● **Written instruction**
Wherever "setting" appears in a line, list that line.

---------- Supplied entries ----------

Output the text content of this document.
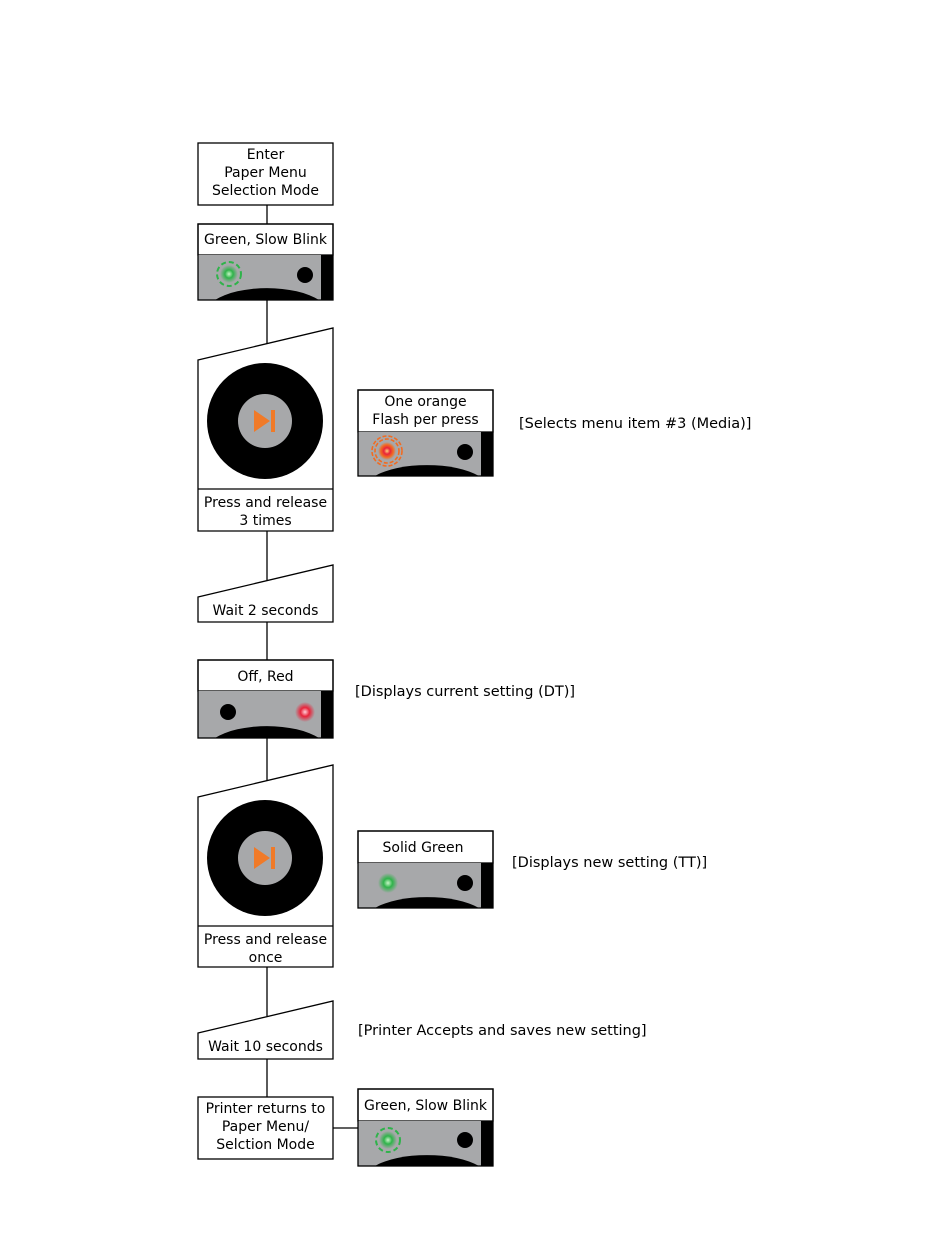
Enter
Paper Menu
Selection Mode
Green, Slow Blink
Press and release
3 times
One orange
Flash per press	[Selects menu item #3 (Media)]
Wait 2 seconds
Off, Red
[Displays current setting (DT)]
Press and release
once
Solid Green
[Displays new setting (TT)]
Wait 10 seconds
[Printer Accepts and saves new setting]
Printer returns to
Paper Menu/
Selction Mode
Green, Slow Blink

----------

● **The reply**
[Displays current setting (DT)]
[Displays new setting (TT)]
[Printer Accepts and saves new setting]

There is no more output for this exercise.